BEGIN MATERIAL FOR THIS TASK

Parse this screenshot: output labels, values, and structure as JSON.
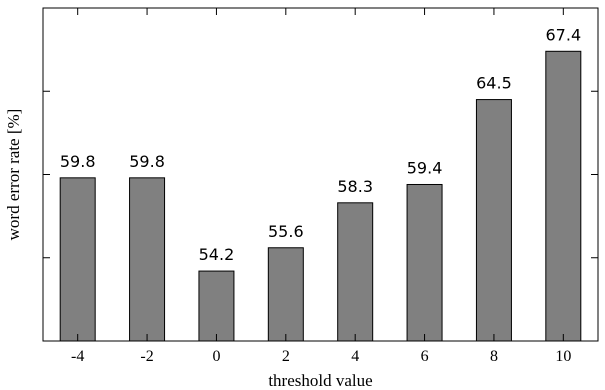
{
  "chart_data": {
    "type": "bar",
    "categories": [
      "-4",
      "-2",
      "0",
      "2",
      "4",
      "6",
      "8",
      "10"
    ],
    "values": [
      59.8,
      59.8,
      54.2,
      55.6,
      58.3,
      59.4,
      64.5,
      67.4
    ],
    "data_labels": [
      "59.8",
      "59.8",
      "54.2",
      "55.6",
      "58.3",
      "59.4",
      "64.5",
      "67.4"
    ],
    "xlabel": "threshold value",
    "ylabel": "word error rate [%]",
    "ylim": [
      50,
      70
    ],
    "y_ticks": [
      55,
      60,
      65
    ],
    "y_tick_labels_shown": false,
    "grid": false,
    "bar_color": "#808080",
    "bar_edge_color": "#000000"
  }
}
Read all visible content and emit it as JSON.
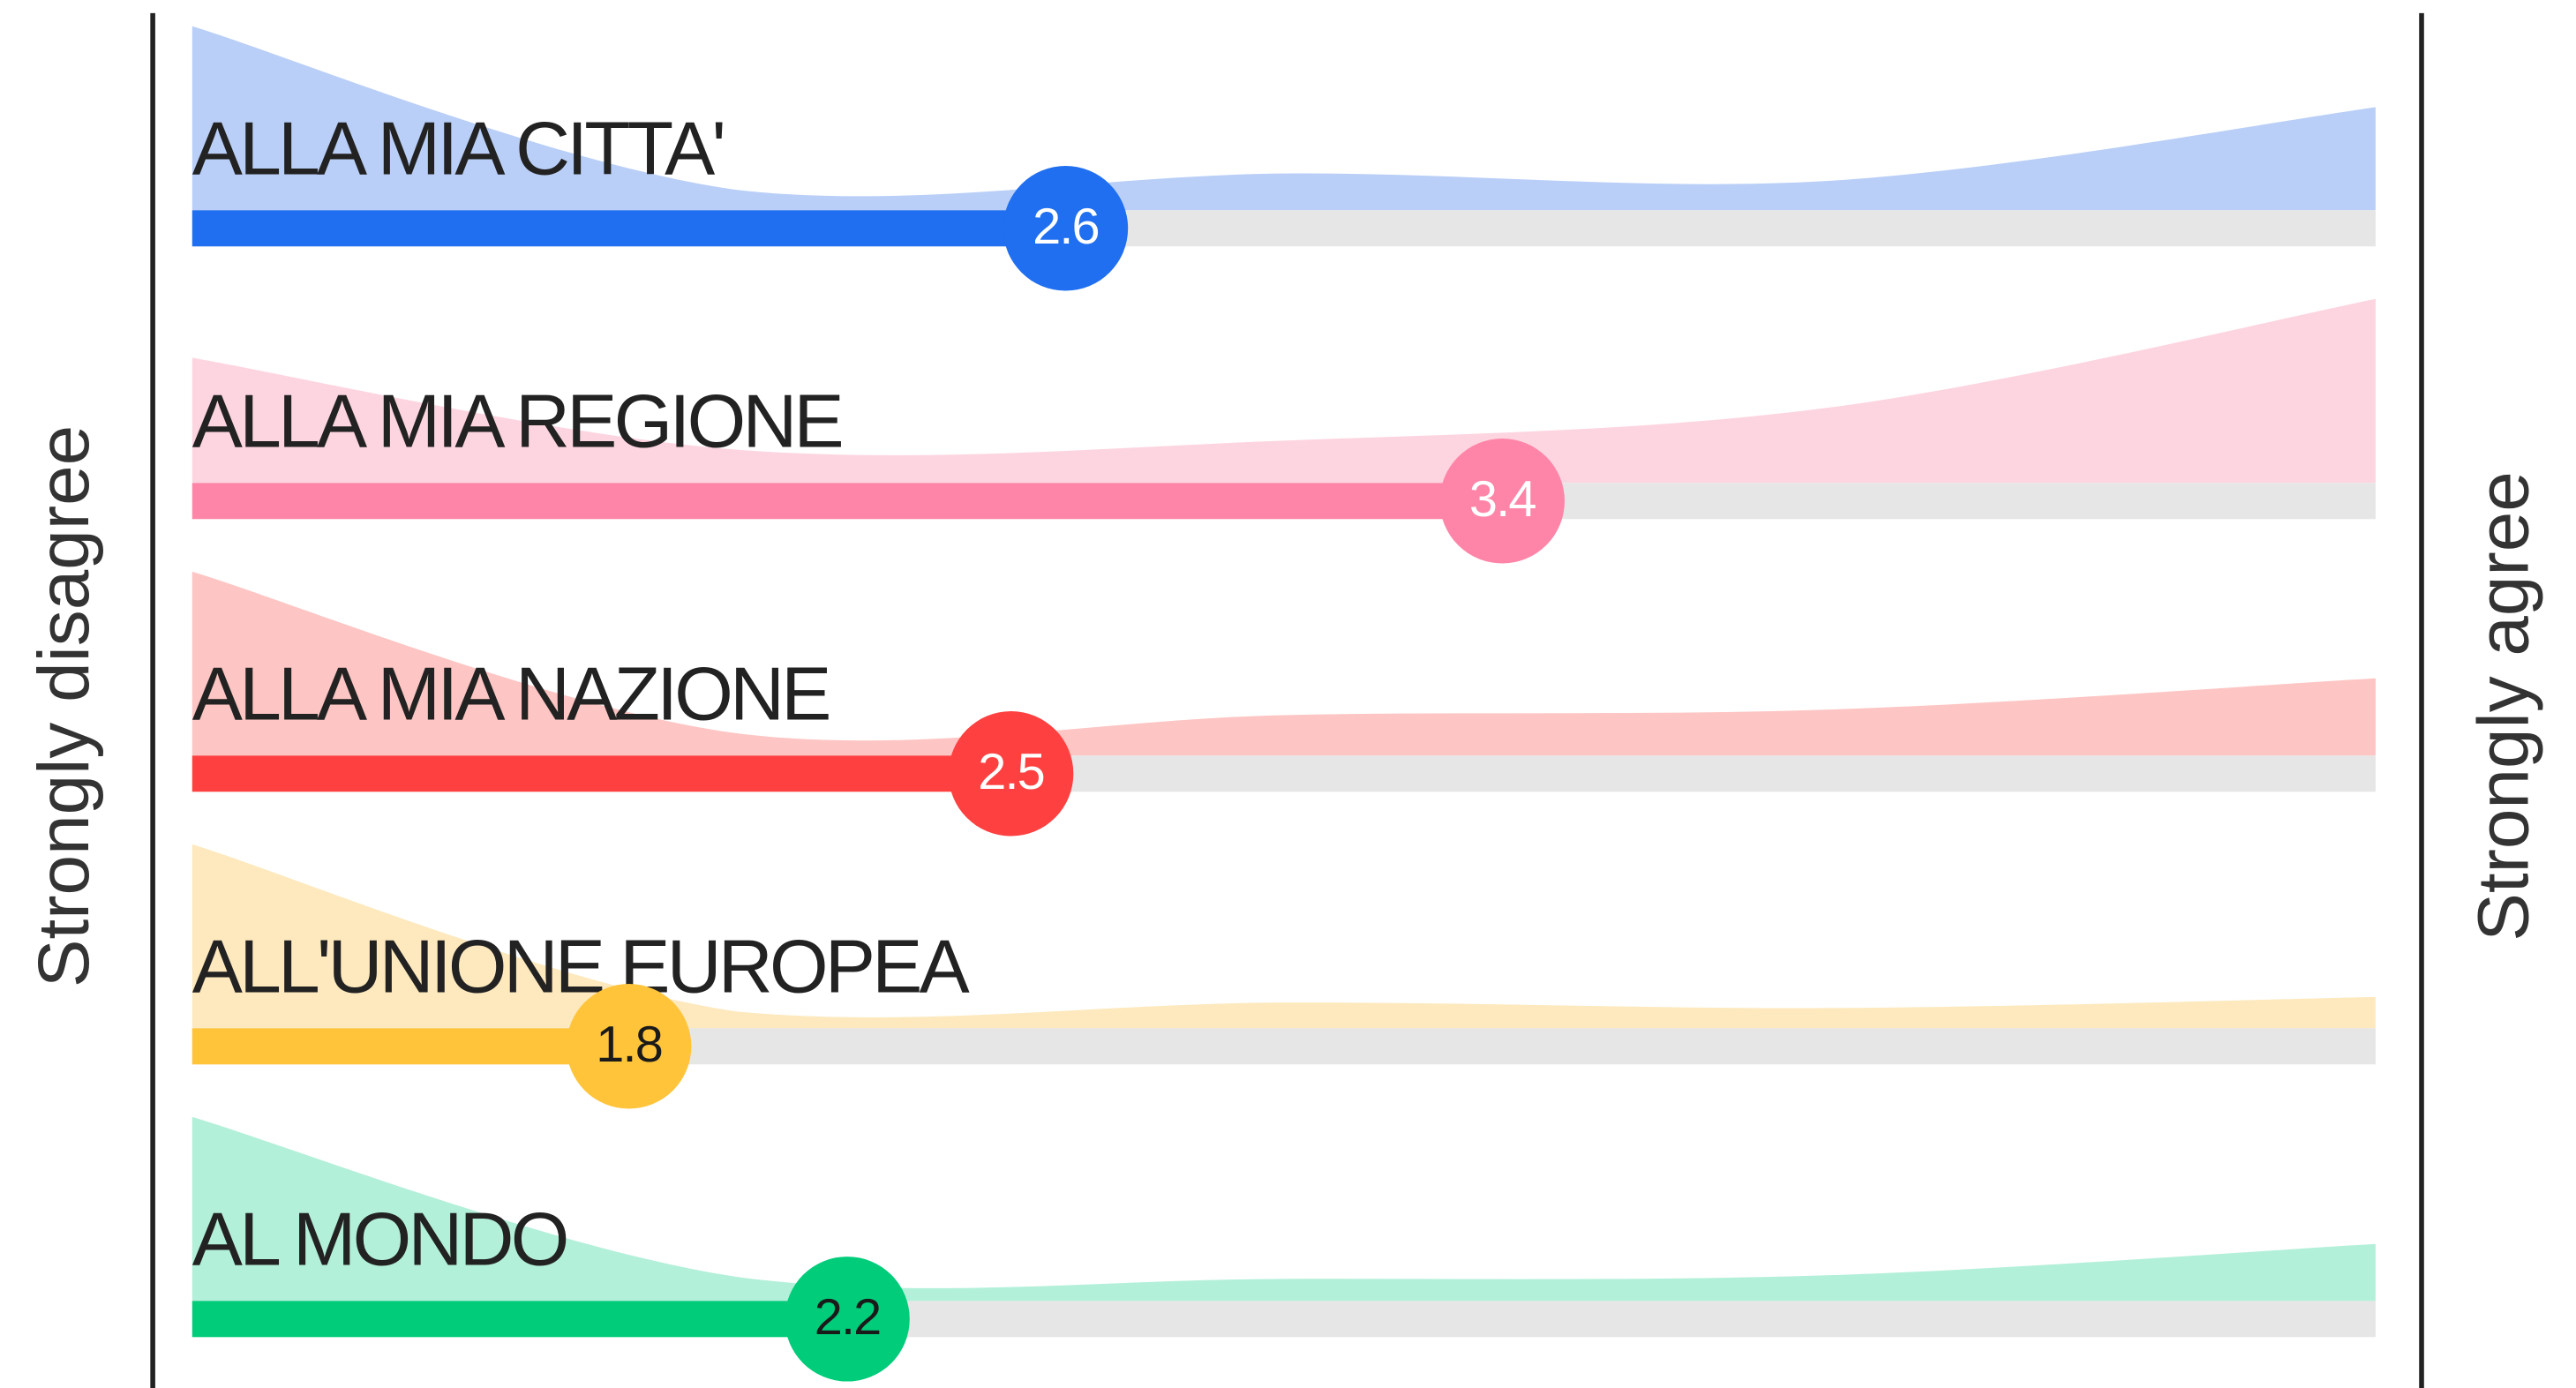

END MATERIAL FOR THIS TASK

• **PROBLEM DESCRIPTION**: Print the full listing exactly, dropping the pictures.

• **RESPONSE TO THE TASK**:
Parse this screenshot: output labels, values, and structure as JSON.
{
  "chart_data": {
    "type": "bar",
    "categories": [
      "-4",
      "-2",
      "0",
      "2",
      "4",
      "6",
      "8",
      "10"
    ],
    "values": [
      59.8,
      59.8,
      54.2,
      55.6,
      58.3,
      59.4,
      64.5,
      67.4
    ],
    "data_labels": [
      "59.8",
      "59.8",
      "54.2",
      "55.6",
      "58.3",
      "59.4",
      "64.5",
      "67.4"
    ],
    "xlabel": "threshold value",
    "ylabel": "word error rate [%]",
    "ylim": [
      50,
      70
    ],
    "y_ticks": [
      55,
      60,
      65
    ],
    "y_tick_labels_shown": false,
    "grid": false,
    "bar_color": "#808080",
    "bar_edge_color": "#000000"
  }
}
Read all visible content and emit it as JSON.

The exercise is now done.